▶ _Written task_
Print all records exactly, leaving nothing out.
___ Exercise input
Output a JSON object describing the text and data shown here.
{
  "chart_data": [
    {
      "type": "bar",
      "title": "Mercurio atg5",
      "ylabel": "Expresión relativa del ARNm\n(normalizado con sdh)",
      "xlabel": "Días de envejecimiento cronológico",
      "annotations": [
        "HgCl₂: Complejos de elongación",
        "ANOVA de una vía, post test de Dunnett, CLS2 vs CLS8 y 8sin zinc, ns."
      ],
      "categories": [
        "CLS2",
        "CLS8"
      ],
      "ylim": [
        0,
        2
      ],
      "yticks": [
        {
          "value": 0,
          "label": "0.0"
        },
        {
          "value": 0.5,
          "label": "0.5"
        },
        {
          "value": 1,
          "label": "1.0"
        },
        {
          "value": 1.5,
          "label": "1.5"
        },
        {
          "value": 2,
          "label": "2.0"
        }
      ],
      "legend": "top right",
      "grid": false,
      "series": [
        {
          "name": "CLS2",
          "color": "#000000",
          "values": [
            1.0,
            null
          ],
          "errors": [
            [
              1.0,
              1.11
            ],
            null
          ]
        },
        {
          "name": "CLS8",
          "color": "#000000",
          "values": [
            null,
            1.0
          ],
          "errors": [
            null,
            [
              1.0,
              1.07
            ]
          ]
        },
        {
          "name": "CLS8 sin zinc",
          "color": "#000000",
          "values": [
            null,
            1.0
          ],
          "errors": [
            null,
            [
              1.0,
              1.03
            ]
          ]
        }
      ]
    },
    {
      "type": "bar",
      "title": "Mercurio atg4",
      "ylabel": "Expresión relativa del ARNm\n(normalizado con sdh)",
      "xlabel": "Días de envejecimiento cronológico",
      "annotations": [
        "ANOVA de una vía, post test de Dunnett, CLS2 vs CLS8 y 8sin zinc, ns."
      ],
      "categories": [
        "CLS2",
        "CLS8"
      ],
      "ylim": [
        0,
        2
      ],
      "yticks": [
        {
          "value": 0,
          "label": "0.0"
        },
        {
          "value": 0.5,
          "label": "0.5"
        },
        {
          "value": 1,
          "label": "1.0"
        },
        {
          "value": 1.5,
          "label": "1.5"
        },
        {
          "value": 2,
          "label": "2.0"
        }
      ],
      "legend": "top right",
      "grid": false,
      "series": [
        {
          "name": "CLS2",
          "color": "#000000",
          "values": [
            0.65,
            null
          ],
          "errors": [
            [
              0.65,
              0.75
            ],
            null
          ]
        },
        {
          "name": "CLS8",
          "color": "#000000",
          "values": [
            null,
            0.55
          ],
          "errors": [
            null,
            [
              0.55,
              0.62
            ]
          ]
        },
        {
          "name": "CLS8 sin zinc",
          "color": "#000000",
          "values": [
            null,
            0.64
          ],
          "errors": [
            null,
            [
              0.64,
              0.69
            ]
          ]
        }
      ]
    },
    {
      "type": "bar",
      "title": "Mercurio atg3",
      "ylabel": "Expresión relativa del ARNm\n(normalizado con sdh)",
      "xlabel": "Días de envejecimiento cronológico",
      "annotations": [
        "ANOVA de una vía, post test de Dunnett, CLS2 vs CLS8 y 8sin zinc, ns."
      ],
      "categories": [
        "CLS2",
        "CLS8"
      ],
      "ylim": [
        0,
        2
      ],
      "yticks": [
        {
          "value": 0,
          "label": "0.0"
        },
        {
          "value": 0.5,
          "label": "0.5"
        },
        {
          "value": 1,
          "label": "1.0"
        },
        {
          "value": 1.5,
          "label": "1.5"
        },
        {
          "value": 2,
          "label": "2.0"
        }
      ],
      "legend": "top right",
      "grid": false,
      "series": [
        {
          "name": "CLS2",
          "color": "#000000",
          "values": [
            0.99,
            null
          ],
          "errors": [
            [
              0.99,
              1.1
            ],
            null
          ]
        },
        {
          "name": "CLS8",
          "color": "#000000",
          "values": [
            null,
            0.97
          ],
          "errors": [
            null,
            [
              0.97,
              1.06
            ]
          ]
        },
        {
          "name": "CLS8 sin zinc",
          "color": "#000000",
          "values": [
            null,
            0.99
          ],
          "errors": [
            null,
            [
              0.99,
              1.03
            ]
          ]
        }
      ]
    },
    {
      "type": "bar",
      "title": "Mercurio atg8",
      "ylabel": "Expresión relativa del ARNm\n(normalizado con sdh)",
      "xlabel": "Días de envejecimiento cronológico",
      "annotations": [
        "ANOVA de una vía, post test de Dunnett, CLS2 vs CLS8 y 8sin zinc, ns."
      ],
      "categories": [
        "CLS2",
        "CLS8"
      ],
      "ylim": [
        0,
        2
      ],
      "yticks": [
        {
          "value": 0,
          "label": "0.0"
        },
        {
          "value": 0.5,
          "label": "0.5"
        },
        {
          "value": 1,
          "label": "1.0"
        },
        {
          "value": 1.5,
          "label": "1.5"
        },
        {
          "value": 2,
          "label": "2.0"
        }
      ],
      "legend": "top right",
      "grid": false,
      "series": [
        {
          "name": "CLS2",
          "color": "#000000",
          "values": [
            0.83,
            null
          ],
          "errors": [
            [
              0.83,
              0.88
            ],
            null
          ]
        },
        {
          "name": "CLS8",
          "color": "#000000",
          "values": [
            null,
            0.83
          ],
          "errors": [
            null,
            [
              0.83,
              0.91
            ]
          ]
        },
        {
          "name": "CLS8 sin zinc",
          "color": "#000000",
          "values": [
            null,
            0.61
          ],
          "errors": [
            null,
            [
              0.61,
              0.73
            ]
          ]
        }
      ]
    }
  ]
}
______
▶ _Complete response_
Output a JSON object describing the text and data shown here.
{
  "chart_data": [
    {
      "type": "bar",
      "title": "Mercurio atg5",
      "ylabel": "Expresión relativa del ARNm\n(normalizado con sdh)",
      "xlabel": "Días de envejecimiento cronológico",
      "annotations": [
        "HgCl₂: Complejos de elongación",
        "ANOVA de una vía, post test de Dunnett, CLS2 vs CLS8 y 8sin zinc, ns."
      ],
      "categories": [
        "CLS2",
        "CLS8"
      ],
      "ylim": [
        0,
        2
      ],
      "yticks": [
        {
          "value": 0,
          "label": "0.0"
        },
        {
          "value": 0.5,
          "label": "0.5"
        },
        {
          "value": 1,
          "label": "1.0"
        },
        {
          "value": 1.5,
          "label": "1.5"
        },
        {
          "value": 2,
          "label": "2.0"
        }
      ],
      "legend": "top right",
      "grid": false,
      "series": [
        {
          "name": "CLS2",
          "color": "#000000",
          "values": [
            1.0,
            null
          ],
          "errors": [
            [
              1.0,
              1.11
            ],
            null
          ]
        },
        {
          "name": "CLS8",
          "color": "#000000",
          "values": [
            null,
            1.0
          ],
          "errors": [
            null,
            [
              1.0,
              1.07
            ]
          ]
        },
        {
          "name": "CLS8 sin zinc",
          "color": "#000000",
          "values": [
            null,
            1.0
          ],
          "errors": [
            null,
            [
              1.0,
              1.03
            ]
          ]
        }
      ]
    },
    {
      "type": "bar",
      "title": "Mercurio atg4",
      "ylabel": "Expresión relativa del ARNm\n(normalizado con sdh)",
      "xlabel": "Días de envejecimiento cronológico",
      "annotations": [
        "ANOVA de una vía, post test de Dunnett, CLS2 vs CLS8 y 8sin zinc, ns."
      ],
      "categories": [
        "CLS2",
        "CLS8"
      ],
      "ylim": [
        0,
        2
      ],
      "yticks": [
        {
          "value": 0,
          "label": "0.0"
        },
        {
          "value": 0.5,
          "label": "0.5"
        },
        {
          "value": 1,
          "label": "1.0"
        },
        {
          "value": 1.5,
          "label": "1.5"
        },
        {
          "value": 2,
          "label": "2.0"
        }
      ],
      "legend": "top right",
      "grid": false,
      "series": [
        {
          "name": "CLS2",
          "color": "#000000",
          "values": [
            0.65,
            null
          ],
          "errors": [
            [
              0.65,
              0.75
            ],
            null
          ]
        },
        {
          "name": "CLS8",
          "color": "#000000",
          "values": [
            null,
            0.55
          ],
          "errors": [
            null,
            [
              0.55,
              0.62
            ]
          ]
        },
        {
          "name": "CLS8 sin zinc",
          "color": "#000000",
          "values": [
            null,
            0.64
          ],
          "errors": [
            null,
            [
              0.64,
              0.69
            ]
          ]
        }
      ]
    },
    {
      "type": "bar",
      "title": "Mercurio atg3",
      "ylabel": "Expresión relativa del ARNm\n(normalizado con sdh)",
      "xlabel": "Días de envejecimiento cronológico",
      "annotations": [
        "ANOVA de una vía, post test de Dunnett, CLS2 vs CLS8 y 8sin zinc, ns."
      ],
      "categories": [
        "CLS2",
        "CLS8"
      ],
      "ylim": [
        0,
        2
      ],
      "yticks": [
        {
          "value": 0,
          "label": "0.0"
        },
        {
          "value": 0.5,
          "label": "0.5"
        },
        {
          "value": 1,
          "label": "1.0"
        },
        {
          "value": 1.5,
          "label": "1.5"
        },
        {
          "value": 2,
          "label": "2.0"
        }
      ],
      "legend": "top right",
      "grid": false,
      "series": [
        {
          "name": "CLS2",
          "color": "#000000",
          "values": [
            0.99,
            null
          ],
          "errors": [
            [
              0.99,
              1.1
            ],
            null
          ]
        },
        {
          "name": "CLS8",
          "color": "#000000",
          "values": [
            null,
            0.97
          ],
          "errors": [
            null,
            [
              0.97,
              1.06
            ]
          ]
        },
        {
          "name": "CLS8 sin zinc",
          "color": "#000000",
          "values": [
            null,
            0.99
          ],
          "errors": [
            null,
            [
              0.99,
              1.03
            ]
          ]
        }
      ]
    },
    {
      "type": "bar",
      "title": "Mercurio atg8",
      "ylabel": "Expresión relativa del ARNm\n(normalizado con sdh)",
      "xlabel": "Días de envejecimiento cronológico",
      "annotations": [
        "ANOVA de una vía, post test de Dunnett, CLS2 vs CLS8 y 8sin zinc, ns."
      ],
      "categories": [
        "CLS2",
        "CLS8"
      ],
      "ylim": [
        0,
        2
      ],
      "yticks": [
        {
          "value": 0,
          "label": "0.0"
        },
        {
          "value": 0.5,
          "label": "0.5"
        },
        {
          "value": 1,
          "label": "1.0"
        },
        {
          "value": 1.5,
          "label": "1.5"
        },
        {
          "value": 2,
          "label": "2.0"
        }
      ],
      "legend": "top right",
      "grid": false,
      "series": [
        {
          "name": "CLS2",
          "color": "#000000",
          "values": [
            0.83,
            null
          ],
          "errors": [
            [
              0.83,
              0.88
            ],
            null
          ]
        },
        {
          "name": "CLS8",
          "color": "#000000",
          "values": [
            null,
            0.83
          ],
          "errors": [
            null,
            [
              0.83,
              0.91
            ]
          ]
        },
        {
          "name": "CLS8 sin zinc",
          "color": "#000000",
          "values": [
            null,
            0.61
          ],
          "errors": [
            null,
            [
              0.61,
              0.73
            ]
          ]
        }
      ]
    }
  ]
}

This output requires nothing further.